| Objective |
In the data, extract each line that holds the string "ญญาจ".

Begin Data for processing

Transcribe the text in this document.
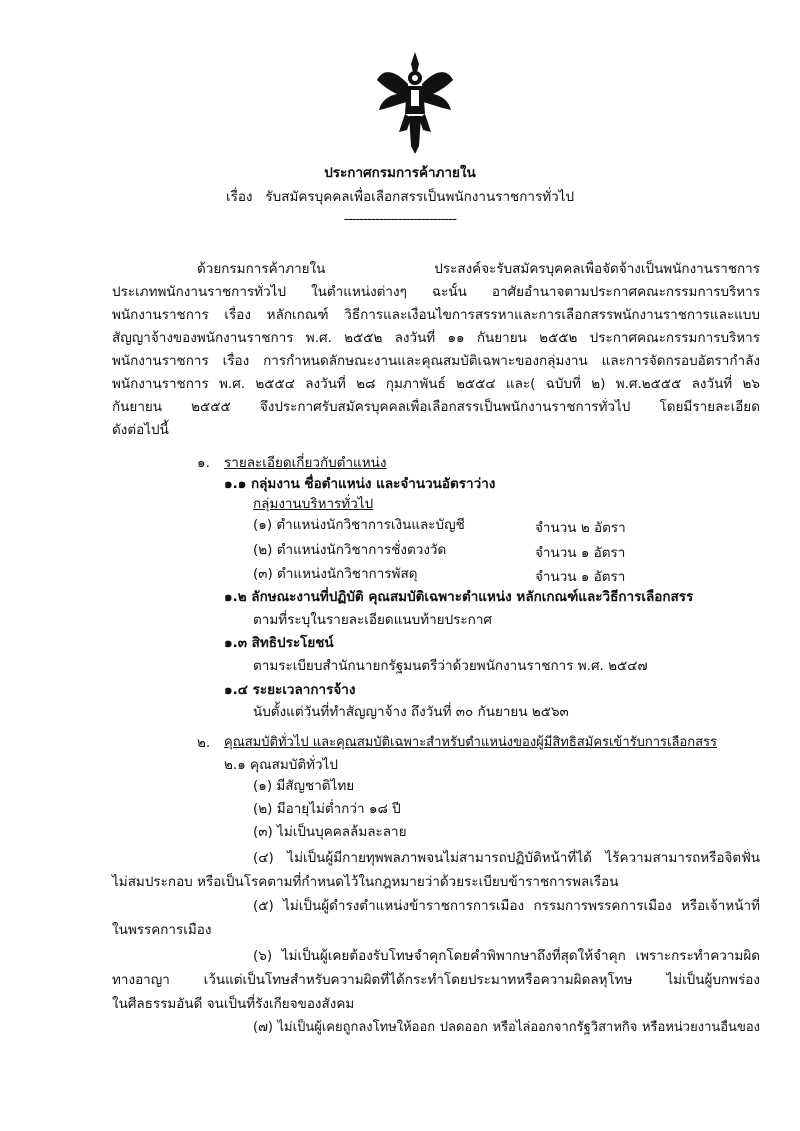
ประกาศกรมการค้าภายใน
เรื่อง รับสมัครบุคคลเพื่อเลือกสรรเป็นพนักงานราชการทั่วไป
-----------------------------
ด้วยกรมการค้าภายใน ประสงค์จะรับสมัครบุคคลเพื่อจัดจ้างเป็นพนักงานราชการ
ประเภทพนักงานราชการทั่วไป ในตำแหน่งต่างๆ ฉะนั้น อาศัยอำนาจตามประกาศคณะกรรมการบริหาร
พนักงานราชการ เรื่อง หลักเกณฑ์ วิธีการและเงื่อนไขการสรรหาและการเลือกสรรพนักงานราชการและแบบ
สัญญาจ้างของพนักงานราชการ พ.ศ. ๒๕๕๒ ลงวันที่ ๑๑ กันยายน ๒๕๕๒ ประกาศคณะกรรมการบริหาร
พนักงานราชการ เรื่อง การกำหนดลักษณะงานและคุณสมบัติเฉพาะของกลุ่มงาน และการจัดกรอบอัตรากำลัง
พนักงานราชการ พ.ศ. ๒๕๕๔ ลงวันที่ ๒๘ กุมภาพันธ์ ๒๕๕๔ และ( ฉบับที่ ๒) พ.ศ.๒๕๕๕ ลงวันที่ ๒๖
กันยายน ๒๕๕๕ จึงประกาศรับสมัครบุคคลเพื่อเลือกสรรเป็นพนักงานราชการทั่วไป โดยมีรายละเอียด
ดังต่อไปนี้
๑. รายละเอียดเกี่ยวกับตำแหน่ง
๑.๑ กลุ่มงาน ชื่อตำแหน่ง และจำนวนอัตราว่าง
กลุ่มงานบริหารทั่วไป
(๑) ตำแหน่งนักวิชาการเงินและบัญชี	จำนวน ๒ อัตรา
(๒) ตำแหน่งนักวิชาการชั่งตวงวัด	จำนวน ๑ อัตรา
(๓) ตำแหน่งนักวิชาการพัสดุ	จำนวน ๑ อัตรา
๑.๒ ลักษณะงานที่ปฏิบัติ คุณสมบัติเฉพาะตำแหน่ง หลักเกณฑ์และวิธีการเลือกสรร
ตามที่ระบุในรายละเอียดแนบท้ายประกาศ
๑.๓ สิทธิประโยชน์
ตามระเบียบสำนักนายกรัฐมนตรีว่าด้วยพนักงานราชการ พ.ศ. ๒๕๔๗
๑.๔ ระยะเวลาการจ้าง
นับตั้งแต่วันที่ทำสัญญาจ้าง ถึงวันที่ ๓๐ กันยายน ๒๕๖๓
๒. คุณสมบัติทั่วไป และคุณสมบัติเฉพาะสำหรับตำแหน่งของผู้มีสิทธิสมัครเข้ารับการเลือกสรร
๒.๑ คุณสมบัติทั่วไป
(๑) มีสัญชาติไทย
(๒) มีอายุไม่ต่ำกว่า ๑๘ ปี
(๓) ไม่เป็นบุคคลล้มละลาย
(๔) ไม่เป็นผู้มีกายทุพพลภาพจนไม่สามารถปฏิบัติหน้าที่ได้ ไร้ความสามารถหรือจิตฟั่น
ไม่สมประกอบ หรือเป็นโรคตามที่กำหนดไว้ในกฎหมายว่าด้วยระเบียบข้าราชการพลเรือน
(๕) ไม่เป็นผู้ดำรงตำแหน่งข้าราชการการเมือง กรรมการพรรคการเมือง หรือเจ้าหน้าที่
ในพรรคการเมือง
(๖) ไม่เป็นผู้เคยต้องรับโทษจำคุกโดยคำพิพากษาถึงที่สุดให้จำคุก เพราะกระทำความผิด
ทางอาญา เว้นแต่เป็นโทษสำหรับความผิดที่ได้กระทำโดยประมาทหรือความผิดลหุโทษ ไม่เป็นผู้บกพร่อง
ในศีลธรรมอันดี จนเป็นที่รังเกียจของสังคม
(๗) ไม่เป็นผู้เคยถูกลงโทษให้ออก ปลดออก หรือไล่ออกจากรัฐวิสาหกิจ หรือหน่วยงานอื่นของ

End Data for processing

| Completed exercise |
สัญญาจ้างของพนักงานราชการ พ.ศ. ๒๕๕๒ ลงวันที่ ๑๑ กันยายน ๒๕๕๒ ประกาศคณะกรรมการบริหาร
นับตั้งแต่วันที่ทำสัญญาจ้าง ถึงวันที่ ๓๐ กันยายน ๒๕๖๓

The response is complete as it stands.